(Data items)
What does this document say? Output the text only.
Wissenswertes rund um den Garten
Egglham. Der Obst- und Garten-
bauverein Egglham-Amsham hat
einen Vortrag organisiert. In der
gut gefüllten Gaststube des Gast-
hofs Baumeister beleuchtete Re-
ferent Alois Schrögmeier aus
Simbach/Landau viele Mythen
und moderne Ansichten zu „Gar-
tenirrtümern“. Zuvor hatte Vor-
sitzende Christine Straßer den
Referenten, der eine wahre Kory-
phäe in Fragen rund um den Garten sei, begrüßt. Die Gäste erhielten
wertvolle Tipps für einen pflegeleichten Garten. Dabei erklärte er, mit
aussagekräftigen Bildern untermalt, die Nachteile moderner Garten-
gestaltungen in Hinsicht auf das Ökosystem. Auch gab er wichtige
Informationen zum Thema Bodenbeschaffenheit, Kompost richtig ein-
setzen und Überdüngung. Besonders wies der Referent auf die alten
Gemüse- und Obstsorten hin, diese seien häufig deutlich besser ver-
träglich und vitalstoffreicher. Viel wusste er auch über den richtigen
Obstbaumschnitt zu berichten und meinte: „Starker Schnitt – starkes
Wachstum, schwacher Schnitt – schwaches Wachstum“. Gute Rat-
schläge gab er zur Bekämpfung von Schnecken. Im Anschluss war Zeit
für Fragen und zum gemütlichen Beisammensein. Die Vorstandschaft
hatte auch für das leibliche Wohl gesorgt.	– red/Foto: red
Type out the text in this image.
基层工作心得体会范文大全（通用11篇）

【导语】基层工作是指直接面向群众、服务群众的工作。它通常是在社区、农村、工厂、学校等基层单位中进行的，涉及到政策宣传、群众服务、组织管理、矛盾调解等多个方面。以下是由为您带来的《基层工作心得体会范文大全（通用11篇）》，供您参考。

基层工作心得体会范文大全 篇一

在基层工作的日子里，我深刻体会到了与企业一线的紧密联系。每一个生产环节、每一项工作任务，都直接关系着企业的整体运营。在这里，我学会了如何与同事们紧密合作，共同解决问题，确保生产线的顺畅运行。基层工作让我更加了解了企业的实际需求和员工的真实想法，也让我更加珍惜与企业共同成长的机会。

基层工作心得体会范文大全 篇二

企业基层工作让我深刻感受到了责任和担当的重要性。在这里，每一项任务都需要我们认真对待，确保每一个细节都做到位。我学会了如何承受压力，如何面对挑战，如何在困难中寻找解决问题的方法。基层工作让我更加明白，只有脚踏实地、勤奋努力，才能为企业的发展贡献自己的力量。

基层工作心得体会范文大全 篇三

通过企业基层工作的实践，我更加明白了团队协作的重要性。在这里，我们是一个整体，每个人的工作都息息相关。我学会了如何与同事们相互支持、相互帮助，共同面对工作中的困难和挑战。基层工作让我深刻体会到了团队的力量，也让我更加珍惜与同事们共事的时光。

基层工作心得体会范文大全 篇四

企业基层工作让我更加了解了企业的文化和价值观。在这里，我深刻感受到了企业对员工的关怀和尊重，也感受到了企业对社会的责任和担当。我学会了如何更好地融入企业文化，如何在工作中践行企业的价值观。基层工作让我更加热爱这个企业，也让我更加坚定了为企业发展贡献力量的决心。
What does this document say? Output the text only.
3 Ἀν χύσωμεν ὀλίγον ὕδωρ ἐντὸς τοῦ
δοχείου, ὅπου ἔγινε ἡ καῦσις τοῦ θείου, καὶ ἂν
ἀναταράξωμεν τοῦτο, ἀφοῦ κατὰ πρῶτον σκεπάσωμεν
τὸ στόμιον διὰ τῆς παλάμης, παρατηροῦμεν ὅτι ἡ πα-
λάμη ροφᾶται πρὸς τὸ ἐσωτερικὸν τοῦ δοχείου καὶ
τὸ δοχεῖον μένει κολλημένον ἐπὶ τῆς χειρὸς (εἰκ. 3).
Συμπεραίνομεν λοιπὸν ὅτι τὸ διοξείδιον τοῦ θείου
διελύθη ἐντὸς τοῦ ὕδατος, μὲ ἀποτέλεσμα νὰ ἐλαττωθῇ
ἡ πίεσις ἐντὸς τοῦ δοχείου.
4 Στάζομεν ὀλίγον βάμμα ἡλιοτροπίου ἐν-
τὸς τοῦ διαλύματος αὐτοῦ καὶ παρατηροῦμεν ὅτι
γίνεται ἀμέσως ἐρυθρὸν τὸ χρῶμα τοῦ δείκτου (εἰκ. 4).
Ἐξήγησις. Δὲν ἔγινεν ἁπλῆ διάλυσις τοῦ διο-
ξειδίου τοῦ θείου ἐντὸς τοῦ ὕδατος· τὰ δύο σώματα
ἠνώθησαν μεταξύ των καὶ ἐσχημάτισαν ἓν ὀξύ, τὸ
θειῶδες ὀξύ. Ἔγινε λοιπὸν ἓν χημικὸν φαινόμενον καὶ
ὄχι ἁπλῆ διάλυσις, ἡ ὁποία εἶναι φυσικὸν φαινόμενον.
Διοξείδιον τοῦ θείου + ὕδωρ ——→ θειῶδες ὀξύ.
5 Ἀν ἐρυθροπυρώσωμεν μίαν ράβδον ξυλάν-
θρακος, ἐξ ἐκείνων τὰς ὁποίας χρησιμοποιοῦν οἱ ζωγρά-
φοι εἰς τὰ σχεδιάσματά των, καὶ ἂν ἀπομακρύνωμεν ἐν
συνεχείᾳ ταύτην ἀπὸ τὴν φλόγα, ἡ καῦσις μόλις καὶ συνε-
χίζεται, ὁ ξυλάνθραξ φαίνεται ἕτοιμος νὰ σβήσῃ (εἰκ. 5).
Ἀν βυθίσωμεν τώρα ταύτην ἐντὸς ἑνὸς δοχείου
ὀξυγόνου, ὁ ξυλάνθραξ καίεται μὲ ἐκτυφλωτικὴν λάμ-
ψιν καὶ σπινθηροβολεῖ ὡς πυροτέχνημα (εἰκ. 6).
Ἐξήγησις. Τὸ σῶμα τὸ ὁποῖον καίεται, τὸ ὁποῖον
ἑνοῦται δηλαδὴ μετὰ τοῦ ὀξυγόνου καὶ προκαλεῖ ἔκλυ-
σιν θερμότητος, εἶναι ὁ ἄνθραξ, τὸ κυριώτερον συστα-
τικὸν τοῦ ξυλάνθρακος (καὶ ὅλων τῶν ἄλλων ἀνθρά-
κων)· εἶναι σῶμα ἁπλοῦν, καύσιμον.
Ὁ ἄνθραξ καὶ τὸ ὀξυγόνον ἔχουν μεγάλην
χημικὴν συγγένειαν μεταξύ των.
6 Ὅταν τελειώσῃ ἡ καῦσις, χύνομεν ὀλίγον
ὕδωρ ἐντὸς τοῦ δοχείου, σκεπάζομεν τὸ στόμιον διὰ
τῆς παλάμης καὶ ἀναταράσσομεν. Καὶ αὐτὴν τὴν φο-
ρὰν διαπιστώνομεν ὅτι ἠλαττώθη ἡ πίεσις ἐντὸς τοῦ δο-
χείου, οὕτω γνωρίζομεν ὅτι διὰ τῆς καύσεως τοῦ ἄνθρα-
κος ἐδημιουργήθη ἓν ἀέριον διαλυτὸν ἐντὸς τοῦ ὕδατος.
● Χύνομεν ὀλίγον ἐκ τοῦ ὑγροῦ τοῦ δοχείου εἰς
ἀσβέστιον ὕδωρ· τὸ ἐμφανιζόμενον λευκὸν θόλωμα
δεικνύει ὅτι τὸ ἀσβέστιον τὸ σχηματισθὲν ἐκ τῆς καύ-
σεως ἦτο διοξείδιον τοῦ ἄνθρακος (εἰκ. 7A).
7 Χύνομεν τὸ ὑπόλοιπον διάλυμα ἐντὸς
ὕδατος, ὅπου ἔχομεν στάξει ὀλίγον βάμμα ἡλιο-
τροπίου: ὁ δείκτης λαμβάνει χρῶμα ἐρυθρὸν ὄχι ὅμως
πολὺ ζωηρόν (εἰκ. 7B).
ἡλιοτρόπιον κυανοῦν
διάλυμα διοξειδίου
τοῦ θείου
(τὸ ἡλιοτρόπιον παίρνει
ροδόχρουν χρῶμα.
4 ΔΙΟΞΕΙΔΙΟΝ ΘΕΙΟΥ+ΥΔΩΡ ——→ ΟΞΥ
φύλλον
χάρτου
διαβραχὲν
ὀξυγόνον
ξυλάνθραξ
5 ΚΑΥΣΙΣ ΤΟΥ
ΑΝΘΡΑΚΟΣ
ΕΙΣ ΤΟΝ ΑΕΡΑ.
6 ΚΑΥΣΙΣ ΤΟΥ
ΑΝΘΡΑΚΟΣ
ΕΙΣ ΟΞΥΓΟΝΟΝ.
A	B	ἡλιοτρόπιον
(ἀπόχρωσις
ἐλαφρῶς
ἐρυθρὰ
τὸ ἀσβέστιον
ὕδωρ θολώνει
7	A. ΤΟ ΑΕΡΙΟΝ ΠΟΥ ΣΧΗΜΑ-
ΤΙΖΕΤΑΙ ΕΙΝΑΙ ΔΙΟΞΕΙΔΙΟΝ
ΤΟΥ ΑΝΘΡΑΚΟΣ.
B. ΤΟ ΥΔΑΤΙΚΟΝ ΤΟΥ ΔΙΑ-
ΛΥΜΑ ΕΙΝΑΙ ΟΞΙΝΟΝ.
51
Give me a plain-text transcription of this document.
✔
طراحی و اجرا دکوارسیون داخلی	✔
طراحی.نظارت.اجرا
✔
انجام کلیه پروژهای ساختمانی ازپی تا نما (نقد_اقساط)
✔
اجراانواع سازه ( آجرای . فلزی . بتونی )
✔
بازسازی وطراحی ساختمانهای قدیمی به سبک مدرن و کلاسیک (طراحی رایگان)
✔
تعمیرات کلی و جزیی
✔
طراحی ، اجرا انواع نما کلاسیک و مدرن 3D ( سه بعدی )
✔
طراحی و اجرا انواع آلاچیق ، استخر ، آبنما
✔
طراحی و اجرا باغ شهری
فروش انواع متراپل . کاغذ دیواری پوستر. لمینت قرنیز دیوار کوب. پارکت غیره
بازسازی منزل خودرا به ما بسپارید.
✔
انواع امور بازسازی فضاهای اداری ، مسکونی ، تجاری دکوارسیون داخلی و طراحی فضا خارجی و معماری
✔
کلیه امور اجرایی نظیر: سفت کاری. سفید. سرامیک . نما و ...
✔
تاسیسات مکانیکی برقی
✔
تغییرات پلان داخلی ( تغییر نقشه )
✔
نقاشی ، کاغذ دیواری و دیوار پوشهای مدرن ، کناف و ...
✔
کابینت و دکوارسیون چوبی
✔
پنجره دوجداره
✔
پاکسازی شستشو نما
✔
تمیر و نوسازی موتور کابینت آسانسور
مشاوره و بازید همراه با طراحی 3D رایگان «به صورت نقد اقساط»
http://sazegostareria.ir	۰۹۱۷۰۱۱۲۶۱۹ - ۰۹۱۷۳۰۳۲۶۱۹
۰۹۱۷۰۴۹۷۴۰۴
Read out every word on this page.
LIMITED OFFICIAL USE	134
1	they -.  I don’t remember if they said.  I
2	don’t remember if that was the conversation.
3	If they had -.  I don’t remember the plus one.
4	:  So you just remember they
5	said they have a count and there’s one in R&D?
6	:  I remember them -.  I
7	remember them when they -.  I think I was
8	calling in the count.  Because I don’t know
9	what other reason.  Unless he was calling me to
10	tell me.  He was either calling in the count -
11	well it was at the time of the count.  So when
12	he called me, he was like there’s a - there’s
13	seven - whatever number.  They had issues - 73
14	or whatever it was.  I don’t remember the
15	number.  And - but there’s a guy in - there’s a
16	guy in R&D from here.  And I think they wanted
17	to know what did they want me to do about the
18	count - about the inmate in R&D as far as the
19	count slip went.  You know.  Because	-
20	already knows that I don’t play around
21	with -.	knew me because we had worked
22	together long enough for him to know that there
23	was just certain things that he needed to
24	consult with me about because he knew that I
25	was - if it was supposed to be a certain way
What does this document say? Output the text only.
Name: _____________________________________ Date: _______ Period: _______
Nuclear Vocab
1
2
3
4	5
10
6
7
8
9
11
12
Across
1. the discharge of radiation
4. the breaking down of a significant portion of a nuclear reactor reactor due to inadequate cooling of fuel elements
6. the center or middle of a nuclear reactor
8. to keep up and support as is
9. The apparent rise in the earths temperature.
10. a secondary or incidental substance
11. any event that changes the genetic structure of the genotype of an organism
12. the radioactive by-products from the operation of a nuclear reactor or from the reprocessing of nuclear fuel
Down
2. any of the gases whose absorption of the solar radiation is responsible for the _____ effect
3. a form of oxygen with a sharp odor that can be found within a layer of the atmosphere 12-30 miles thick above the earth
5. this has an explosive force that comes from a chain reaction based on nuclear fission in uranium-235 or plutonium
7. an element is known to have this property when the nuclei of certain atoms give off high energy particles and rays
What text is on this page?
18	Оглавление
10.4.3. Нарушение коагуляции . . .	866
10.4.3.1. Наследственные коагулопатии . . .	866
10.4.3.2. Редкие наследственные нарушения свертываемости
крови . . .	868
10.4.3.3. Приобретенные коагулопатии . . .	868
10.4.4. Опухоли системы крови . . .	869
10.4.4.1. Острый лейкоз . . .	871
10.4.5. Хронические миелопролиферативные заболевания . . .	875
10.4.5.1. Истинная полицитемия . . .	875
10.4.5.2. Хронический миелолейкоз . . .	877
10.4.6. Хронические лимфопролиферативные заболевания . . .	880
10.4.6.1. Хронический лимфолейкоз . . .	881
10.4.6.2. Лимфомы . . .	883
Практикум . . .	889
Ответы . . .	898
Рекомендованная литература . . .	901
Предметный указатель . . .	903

Description of the task: Show each line of the data that contains the string "ἐντὸς".

Exercise solution:
3 Ἀν χύσωμεν ὀλίγον ὕδωρ ἐντὸς τοῦ
διελύθη ἐντὸς τοῦ ὕδατος, μὲ ἀποτέλεσμα νὰ ἐλαττωθῇ
ἡ πίεσις ἐντὸς τοῦ δοχείου.
ξειδίου τοῦ θείου ἐντὸς τοῦ ὕδατος· τὰ δύο σώματα
Ἀν βυθίσωμεν τώρα ταύτην ἐντὸς ἑνὸς δοχείου
ὕδωρ ἐντὸς τοῦ δοχείου, σκεπάζομεν τὸ στόμιον διὰ
ρὰν διαπιστώνομεν ὅτι ἠλαττώθη ἡ πίεσις ἐντὸς τοῦ δο-
κος ἐδημιουργήθη ἓν ἀέριον διαλυτὸν ἐντὸς τοῦ ὕδατος.
7 Χύνομεν τὸ ὑπόλοιπον διάλυμα ἐντὸς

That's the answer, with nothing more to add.